### Available records

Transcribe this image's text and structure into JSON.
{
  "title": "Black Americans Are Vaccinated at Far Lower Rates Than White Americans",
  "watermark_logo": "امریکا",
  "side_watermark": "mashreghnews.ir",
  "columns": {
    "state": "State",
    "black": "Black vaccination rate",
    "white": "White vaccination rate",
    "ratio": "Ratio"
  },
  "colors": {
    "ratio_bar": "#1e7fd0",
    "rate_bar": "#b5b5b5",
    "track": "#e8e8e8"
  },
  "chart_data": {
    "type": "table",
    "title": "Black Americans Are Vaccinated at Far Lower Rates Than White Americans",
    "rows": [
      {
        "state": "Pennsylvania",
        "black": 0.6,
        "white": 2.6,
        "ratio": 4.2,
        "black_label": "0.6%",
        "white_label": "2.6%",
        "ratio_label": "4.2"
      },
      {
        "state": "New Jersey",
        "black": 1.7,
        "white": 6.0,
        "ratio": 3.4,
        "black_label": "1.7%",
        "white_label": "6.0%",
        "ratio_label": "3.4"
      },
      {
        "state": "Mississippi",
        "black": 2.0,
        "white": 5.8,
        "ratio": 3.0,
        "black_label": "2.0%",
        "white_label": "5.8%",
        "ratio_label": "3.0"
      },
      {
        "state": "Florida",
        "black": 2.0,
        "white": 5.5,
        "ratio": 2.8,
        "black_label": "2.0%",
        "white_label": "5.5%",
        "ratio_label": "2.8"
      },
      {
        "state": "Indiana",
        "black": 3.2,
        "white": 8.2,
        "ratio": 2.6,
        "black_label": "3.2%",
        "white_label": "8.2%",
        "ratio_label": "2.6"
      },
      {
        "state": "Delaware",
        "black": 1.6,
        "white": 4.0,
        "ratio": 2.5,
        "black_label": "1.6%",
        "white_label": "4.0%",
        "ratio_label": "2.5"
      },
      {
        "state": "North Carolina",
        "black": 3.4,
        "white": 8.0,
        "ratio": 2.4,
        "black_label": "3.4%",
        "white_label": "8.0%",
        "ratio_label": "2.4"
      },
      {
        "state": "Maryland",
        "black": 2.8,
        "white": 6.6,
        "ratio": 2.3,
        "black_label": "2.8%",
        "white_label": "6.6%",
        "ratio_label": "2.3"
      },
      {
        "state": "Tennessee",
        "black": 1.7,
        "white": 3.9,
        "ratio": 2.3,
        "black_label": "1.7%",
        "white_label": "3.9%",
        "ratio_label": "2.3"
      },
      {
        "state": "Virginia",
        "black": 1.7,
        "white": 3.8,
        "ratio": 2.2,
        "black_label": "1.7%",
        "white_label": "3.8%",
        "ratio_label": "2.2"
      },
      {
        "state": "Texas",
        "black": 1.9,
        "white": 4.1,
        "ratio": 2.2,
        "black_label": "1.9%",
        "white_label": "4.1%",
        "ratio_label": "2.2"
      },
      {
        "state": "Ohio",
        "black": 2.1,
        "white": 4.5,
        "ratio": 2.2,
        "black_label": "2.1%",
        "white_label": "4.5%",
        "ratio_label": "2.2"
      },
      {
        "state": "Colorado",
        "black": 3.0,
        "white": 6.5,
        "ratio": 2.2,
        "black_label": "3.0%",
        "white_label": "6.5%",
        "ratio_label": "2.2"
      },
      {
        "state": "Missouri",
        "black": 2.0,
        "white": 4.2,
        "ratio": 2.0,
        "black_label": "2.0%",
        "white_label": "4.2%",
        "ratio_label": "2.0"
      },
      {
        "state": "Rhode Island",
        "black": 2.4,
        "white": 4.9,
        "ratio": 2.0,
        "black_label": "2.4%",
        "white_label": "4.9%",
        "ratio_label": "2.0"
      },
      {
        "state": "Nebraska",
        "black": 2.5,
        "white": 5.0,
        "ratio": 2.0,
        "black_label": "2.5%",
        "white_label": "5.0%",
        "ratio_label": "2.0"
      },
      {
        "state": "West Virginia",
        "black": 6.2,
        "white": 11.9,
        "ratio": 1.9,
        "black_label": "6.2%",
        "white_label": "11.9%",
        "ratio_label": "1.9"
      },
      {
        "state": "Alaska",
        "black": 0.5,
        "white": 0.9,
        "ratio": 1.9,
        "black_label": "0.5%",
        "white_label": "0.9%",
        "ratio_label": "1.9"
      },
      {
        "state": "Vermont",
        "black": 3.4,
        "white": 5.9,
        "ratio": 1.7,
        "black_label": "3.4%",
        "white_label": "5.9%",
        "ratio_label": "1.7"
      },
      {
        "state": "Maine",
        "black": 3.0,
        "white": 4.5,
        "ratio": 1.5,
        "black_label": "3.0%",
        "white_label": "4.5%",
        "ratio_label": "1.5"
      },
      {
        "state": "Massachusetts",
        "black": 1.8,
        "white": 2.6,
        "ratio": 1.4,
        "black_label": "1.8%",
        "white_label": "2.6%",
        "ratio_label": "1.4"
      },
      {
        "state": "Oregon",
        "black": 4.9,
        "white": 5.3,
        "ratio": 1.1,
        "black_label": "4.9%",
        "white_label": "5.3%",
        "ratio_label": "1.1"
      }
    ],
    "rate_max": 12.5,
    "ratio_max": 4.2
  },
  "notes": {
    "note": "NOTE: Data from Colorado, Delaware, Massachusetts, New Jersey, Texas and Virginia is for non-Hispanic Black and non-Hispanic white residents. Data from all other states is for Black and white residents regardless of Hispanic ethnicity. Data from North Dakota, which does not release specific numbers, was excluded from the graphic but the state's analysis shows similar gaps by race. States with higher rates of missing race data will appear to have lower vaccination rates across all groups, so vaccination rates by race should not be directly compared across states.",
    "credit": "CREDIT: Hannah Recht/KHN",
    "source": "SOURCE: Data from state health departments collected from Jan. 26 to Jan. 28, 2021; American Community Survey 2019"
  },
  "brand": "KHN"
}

######

_Stated problem_:
All of the lines above need to be given again exactly.

_Finished task_:
Transcribe this image's text and structure into JSON.
{
  "title": "Black Americans Are Vaccinated at Far Lower Rates Than White Americans",
  "watermark_logo": "امریکا",
  "side_watermark": "mashreghnews.ir",
  "columns": {
    "state": "State",
    "black": "Black vaccination rate",
    "white": "White vaccination rate",
    "ratio": "Ratio"
  },
  "colors": {
    "ratio_bar": "#1e7fd0",
    "rate_bar": "#b5b5b5",
    "track": "#e8e8e8"
  },
  "chart_data": {
    "type": "table",
    "title": "Black Americans Are Vaccinated at Far Lower Rates Than White Americans",
    "rows": [
      {
        "state": "Pennsylvania",
        "black": 0.6,
        "white": 2.6,
        "ratio": 4.2,
        "black_label": "0.6%",
        "white_label": "2.6%",
        "ratio_label": "4.2"
      },
      {
        "state": "New Jersey",
        "black": 1.7,
        "white": 6.0,
        "ratio": 3.4,
        "black_label": "1.7%",
        "white_label": "6.0%",
        "ratio_label": "3.4"
      },
      {
        "state": "Mississippi",
        "black": 2.0,
        "white": 5.8,
        "ratio": 3.0,
        "black_label": "2.0%",
        "white_label": "5.8%",
        "ratio_label": "3.0"
      },
      {
        "state": "Florida",
        "black": 2.0,
        "white": 5.5,
        "ratio": 2.8,
        "black_label": "2.0%",
        "white_label": "5.5%",
        "ratio_label": "2.8"
      },
      {
        "state": "Indiana",
        "black": 3.2,
        "white": 8.2,
        "ratio": 2.6,
        "black_label": "3.2%",
        "white_label": "8.2%",
        "ratio_label": "2.6"
      },
      {
        "state": "Delaware",
        "black": 1.6,
        "white": 4.0,
        "ratio": 2.5,
        "black_label": "1.6%",
        "white_label": "4.0%",
        "ratio_label": "2.5"
      },
      {
        "state": "North Carolina",
        "black": 3.4,
        "white": 8.0,
        "ratio": 2.4,
        "black_label": "3.4%",
        "white_label": "8.0%",
        "ratio_label": "2.4"
      },
      {
        "state": "Maryland",
        "black": 2.8,
        "white": 6.6,
        "ratio": 2.3,
        "black_label": "2.8%",
        "white_label": "6.6%",
        "ratio_label": "2.3"
      },
      {
        "state": "Tennessee",
        "black": 1.7,
        "white": 3.9,
        "ratio": 2.3,
        "black_label": "1.7%",
        "white_label": "3.9%",
        "ratio_label": "2.3"
      },
      {
        "state": "Virginia",
        "black": 1.7,
        "white": 3.8,
        "ratio": 2.2,
        "black_label": "1.7%",
        "white_label": "3.8%",
        "ratio_label": "2.2"
      },
      {
        "state": "Texas",
        "black": 1.9,
        "white": 4.1,
        "ratio": 2.2,
        "black_label": "1.9%",
        "white_label": "4.1%",
        "ratio_label": "2.2"
      },
      {
        "state": "Ohio",
        "black": 2.1,
        "white": 4.5,
        "ratio": 2.2,
        "black_label": "2.1%",
        "white_label": "4.5%",
        "ratio_label": "2.2"
      },
      {
        "state": "Colorado",
        "black": 3.0,
        "white": 6.5,
        "ratio": 2.2,
        "black_label": "3.0%",
        "white_label": "6.5%",
        "ratio_label": "2.2"
      },
      {
        "state": "Missouri",
        "black": 2.0,
        "white": 4.2,
        "ratio": 2.0,
        "black_label": "2.0%",
        "white_label": "4.2%",
        "ratio_label": "2.0"
      },
      {
        "state": "Rhode Island",
        "black": 2.4,
        "white": 4.9,
        "ratio": 2.0,
        "black_label": "2.4%",
        "white_label": "4.9%",
        "ratio_label": "2.0"
      },
      {
        "state": "Nebraska",
        "black": 2.5,
        "white": 5.0,
        "ratio": 2.0,
        "black_label": "2.5%",
        "white_label": "5.0%",
        "ratio_label": "2.0"
      },
      {
        "state": "West Virginia",
        "black": 6.2,
        "white": 11.9,
        "ratio": 1.9,
        "black_label": "6.2%",
        "white_label": "11.9%",
        "ratio_label": "1.9"
      },
      {
        "state": "Alaska",
        "black": 0.5,
        "white": 0.9,
        "ratio": 1.9,
        "black_label": "0.5%",
        "white_label": "0.9%",
        "ratio_label": "1.9"
      },
      {
        "state": "Vermont",
        "black": 3.4,
        "white": 5.9,
        "ratio": 1.7,
        "black_label": "3.4%",
        "white_label": "5.9%",
        "ratio_label": "1.7"
      },
      {
        "state": "Maine",
        "black": 3.0,
        "white": 4.5,
        "ratio": 1.5,
        "black_label": "3.0%",
        "white_label": "4.5%",
        "ratio_label": "1.5"
      },
      {
        "state": "Massachusetts",
        "black": 1.8,
        "white": 2.6,
        "ratio": 1.4,
        "black_label": "1.8%",
        "white_label": "2.6%",
        "ratio_label": "1.4"
      },
      {
        "state": "Oregon",
        "black": 4.9,
        "white": 5.3,
        "ratio": 1.1,
        "black_label": "4.9%",
        "white_label": "5.3%",
        "ratio_label": "1.1"
      }
    ],
    "rate_max": 12.5,
    "ratio_max": 4.2
  },
  "notes": {
    "note": "NOTE: Data from Colorado, Delaware, Massachusetts, New Jersey, Texas and Virginia is for non-Hispanic Black and non-Hispanic white residents. Data from all other states is for Black and white residents regardless of Hispanic ethnicity. Data from North Dakota, which does not release specific numbers, was excluded from the graphic but the state's analysis shows similar gaps by race. States with higher rates of missing race data will appear to have lower vaccination rates across all groups, so vaccination rates by race should not be directly compared across states.",
    "credit": "CREDIT: Hannah Recht/KHN",
    "source": "SOURCE: Data from state health departments collected from Jan. 26 to Jan. 28, 2021; American Community Survey 2019"
  },
  "brand": "KHN"
}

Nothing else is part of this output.